◆ **RECORD EXTRACTS**:
———

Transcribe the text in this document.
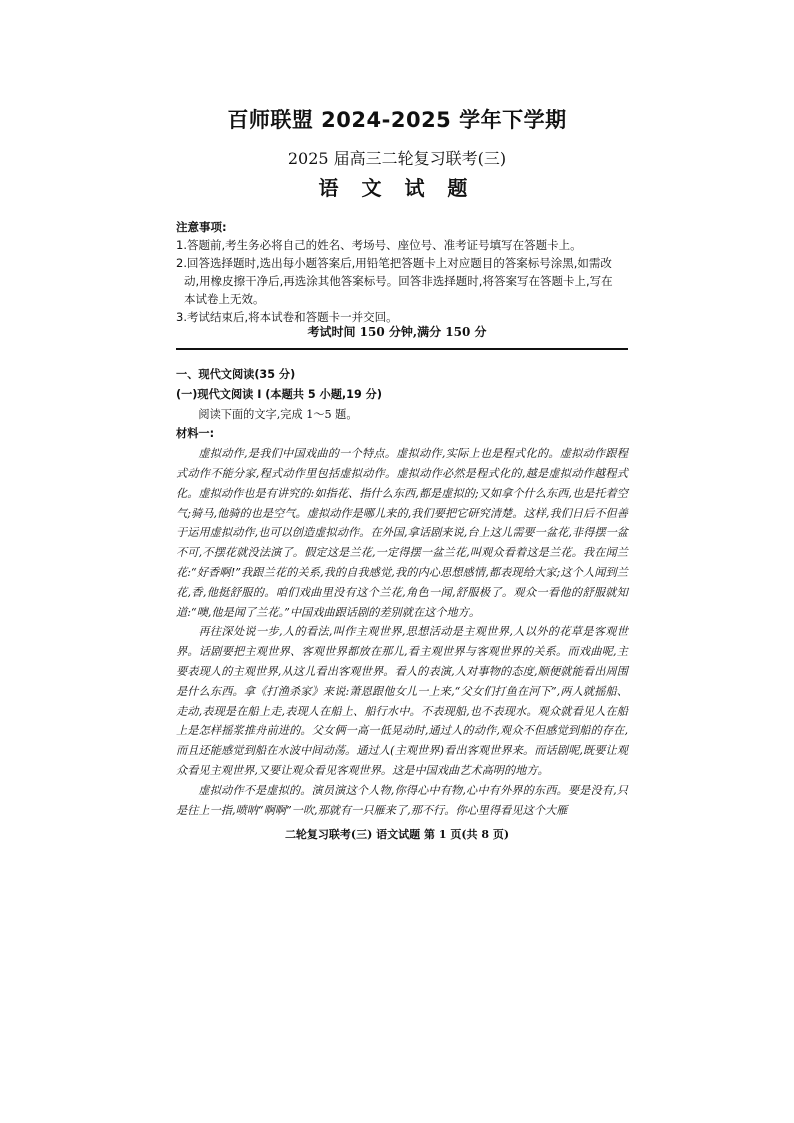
百师联盟 2024-2025 学年下学期
2025 届高三二轮复习联考(三)
语 文 试 题

注意事项:

1.答题前,考生务必将自己的姓名、考场号、座位号、准考证号填写在答题卡上。

2.回答选择题时,选出每小题答案后,用铅笔把答题卡上对应题目的答案标号涂黑,如需改

动,用橡皮擦干净后,再选涂其他答案标号。回答非选择题时,将答案写在答题卡上,写在

本试卷上无效。

3.考试结束后,将本试卷和答题卡一并交回。

考试时间 150 分钟,满分 150 分

一、现代文阅读(35 分)

(一)现代文阅读 I (本题共 5 小题,19 分)

阅读下面的文字,完成 1～5 题。

材料一:

虚拟动作,是我们中国戏曲的一个特点。虚拟动作,实际上也是程式化的。虚拟动作跟程式动作不能分家,程式动作里包括虚拟动作。虚拟动作必然是程式化的,越是虚拟动作越程式化。虚拟动作也是有讲究的:如指花、指什么东西,都是虚拟的;又如拿个什么东西,也是托着空气;骑马,他骑的也是空气。虚拟动作是哪儿来的,我们要把它研究清楚。这样,我们日后不但善于运用虚拟动作,也可以创造虚拟动作。在外国,拿话剧来说,台上这儿需要一盆花,非得摆一盆不可,不摆花就没法演了。假定这是兰花,一定得摆一盆兰花,叫观众看着这是兰花。我在闻兰花:“好香啊!”我跟兰花的关系,我的自我感觉,我的内心思想感情,都表现给大家;这个人闻到兰花,香,他挺舒服的。咱们戏曲里没有这个兰花,角色一闻,舒服极了。观众一看他的舒服就知道:“噢,他是闻了兰花。”中国戏曲跟话剧的差别就在这个地方。

再往深处说一步,人的看法,叫作主观世界,思想活动是主观世界,人以外的花草是客观世界。话剧要把主观世界、客观世界都放在那儿,看主观世界与客观世界的关系。而戏曲呢,主要表现人的主观世界,从这儿看出客观世界。看人的表演,人对事物的态度,顺便就能看出周围是什么东西。拿《打渔杀家》来说:萧恩跟他女儿一上来,“父女们打鱼在河下”,两人就摇船、走动,表现是在船上走,表现人在船上、船行水中。不表现船,也不表现水。观众就看见人在船上是怎样摇浆推舟前进的。父女俩一高一低晃动时,通过人的动作,观众不但感觉到船的存在,而且还能感觉到船在水波中间动荡。通过人(主观世界)看出客观世界来。而话剧呢,既要让观众看见主观世界,又要让观众看见客观世界。这是中国戏曲艺术高明的地方。

虚拟动作不是虚拟的。演员演这个人物,你得心中有物,心中有外界的东西。要是没有,只是往上一指,喷呐“啊啊”一吹,那就有一只雁来了,那不行。你心里得看见这个大雁

二轮复习联考(三) 语文试题 第 1 页(共 8 页)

———

◆ **SET PROBLEM**:
The records above are to be quoted exactly, with all pictures left out.

◆ **OUTPUT OF THE EXERCISE**:
Transcribe the text in this document.
百师联盟 2024-2025 学年下学期
2025 届高三二轮复习联考(三)
语 文 试 题

注意事项:

1.答题前,考生务必将自己的姓名、考场号、座位号、准考证号填写在答题卡上。

2.回答选择题时,选出每小题答案后,用铅笔把答题卡上对应题目的答案标号涂黑,如需改

动,用橡皮擦干净后,再选涂其他答案标号。回答非选择题时,将答案写在答题卡上,写在

本试卷上无效。

3.考试结束后,将本试卷和答题卡一并交回。

考试时间 150 分钟,满分 150 分

一、现代文阅读(35 分)

(一)现代文阅读 I (本题共 5 小题,19 分)

阅读下面的文字,完成 1～5 题。

材料一:

虚拟动作,是我们中国戏曲的一个特点。虚拟动作,实际上也是程式化的。虚拟动作跟程式动作不能分家,程式动作里包括虚拟动作。虚拟动作必然是程式化的,越是虚拟动作越程式化。虚拟动作也是有讲究的:如指花、指什么东西,都是虚拟的;又如拿个什么东西,也是托着空气;骑马,他骑的也是空气。虚拟动作是哪儿来的,我们要把它研究清楚。这样,我们日后不但善于运用虚拟动作,也可以创造虚拟动作。在外国,拿话剧来说,台上这儿需要一盆花,非得摆一盆不可,不摆花就没法演了。假定这是兰花,一定得摆一盆兰花,叫观众看着这是兰花。我在闻兰花:“好香啊!”我跟兰花的关系,我的自我感觉,我的内心思想感情,都表现给大家;这个人闻到兰花,香,他挺舒服的。咱们戏曲里没有这个兰花,角色一闻,舒服极了。观众一看他的舒服就知道:“噢,他是闻了兰花。”中国戏曲跟话剧的差别就在这个地方。

再往深处说一步,人的看法,叫作主观世界,思想活动是主观世界,人以外的花草是客观世界。话剧要把主观世界、客观世界都放在那儿,看主观世界与客观世界的关系。而戏曲呢,主要表现人的主观世界,从这儿看出客观世界。看人的表演,人对事物的态度,顺便就能看出周围是什么东西。拿《打渔杀家》来说:萧恩跟他女儿一上来,“父女们打鱼在河下”,两人就摇船、走动,表现是在船上走,表现人在船上、船行水中。不表现船,也不表现水。观众就看见人在船上是怎样摇浆推舟前进的。父女俩一高一低晃动时,通过人的动作,观众不但感觉到船的存在,而且还能感觉到船在水波中间动荡。通过人(主观世界)看出客观世界来。而话剧呢,既要让观众看见主观世界,又要让观众看见客观世界。这是中国戏曲艺术高明的地方。

虚拟动作不是虚拟的。演员演这个人物,你得心中有物,心中有外界的东西。要是没有,只是往上一指,喷呐“啊啊”一吹,那就有一只雁来了,那不行。你心里得看见这个大雁

二轮复习联考(三) 语文试题 第 1 页(共 8 页)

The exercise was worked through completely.